◆ **PROVIDED RECORDS**:
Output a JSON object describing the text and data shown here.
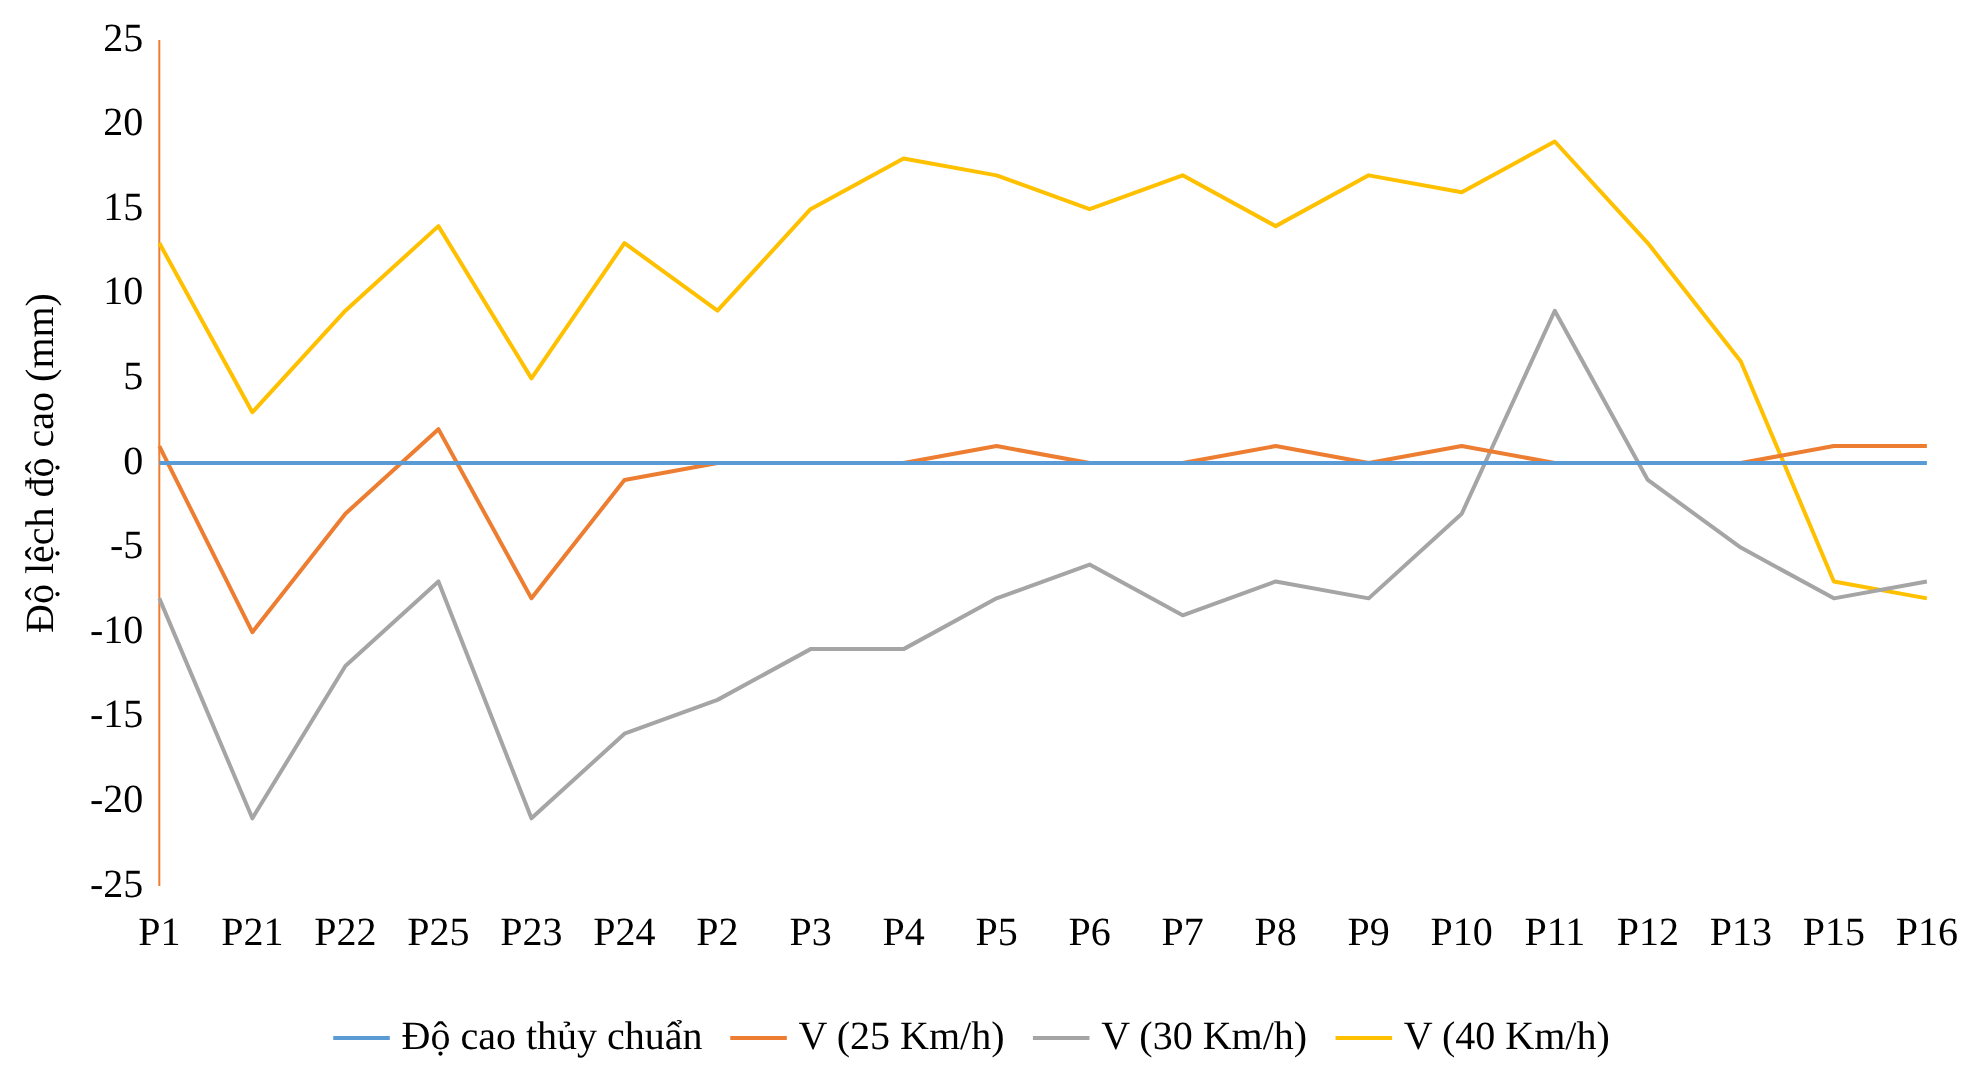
{
  "chart_data": {
    "type": "line",
    "ylabel": "Độ lệch độ cao (mm)",
    "categories": [
      "P1",
      "P21",
      "P22",
      "P25",
      "P23",
      "P24",
      "P2",
      "P3",
      "P4",
      "P5",
      "P6",
      "P7",
      "P8",
      "P9",
      "P10",
      "P11",
      "P12",
      "P13",
      "P15",
      "P16"
    ],
    "series": [
      {
        "name": "Độ cao thủy chuẩn",
        "color": "#5b9bd5",
        "values": [
          0,
          0,
          0,
          0,
          0,
          0,
          0,
          0,
          0,
          0,
          0,
          0,
          0,
          0,
          0,
          0,
          0,
          0,
          0,
          0
        ]
      },
      {
        "name": "V (25 Km/h)",
        "color": "#ed7d31",
        "values": [
          1,
          -10,
          -3,
          2,
          -8,
          -1,
          0,
          0,
          0,
          1,
          0,
          0,
          1,
          0,
          1,
          0,
          0,
          0,
          1,
          1
        ]
      },
      {
        "name": "V (30 Km/h)",
        "color": "#a5a5a5",
        "values": [
          -8,
          -21,
          -12,
          -7,
          -21,
          -16,
          -14,
          -11,
          -11,
          -8,
          -6,
          -9,
          -7,
          -8,
          -3,
          9,
          -1,
          -5,
          -8,
          -7
        ]
      },
      {
        "name": "V (40 Km/h)",
        "color": "#ffc000",
        "values": [
          13,
          3,
          9,
          14,
          5,
          13,
          9,
          15,
          18,
          17,
          15,
          17,
          14,
          17,
          16,
          19,
          13,
          6,
          -7,
          -8
        ]
      }
    ],
    "ylim": [
      -25,
      25
    ],
    "yticks": [
      -25,
      -20,
      -15,
      -10,
      -5,
      0,
      5,
      10,
      15,
      20,
      25
    ],
    "ref_lines": [
      {
        "axis": "x",
        "value": "P1",
        "color": "#ed7d31"
      }
    ],
    "grid": false,
    "legend": "bottom",
    "marker": "none",
    "line_style": "solid"
  }
}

◆ **EXERCISE**:
Copy each line above where the string "color" occurs.

◆ **ANSWER FOR THIS EXERCISE**:
        "color": "#5b9bd5",
        "color": "#ed7d31",
        "color": "#a5a5a5",
        "color": "#ffc000",
        "color": "#ed7d31"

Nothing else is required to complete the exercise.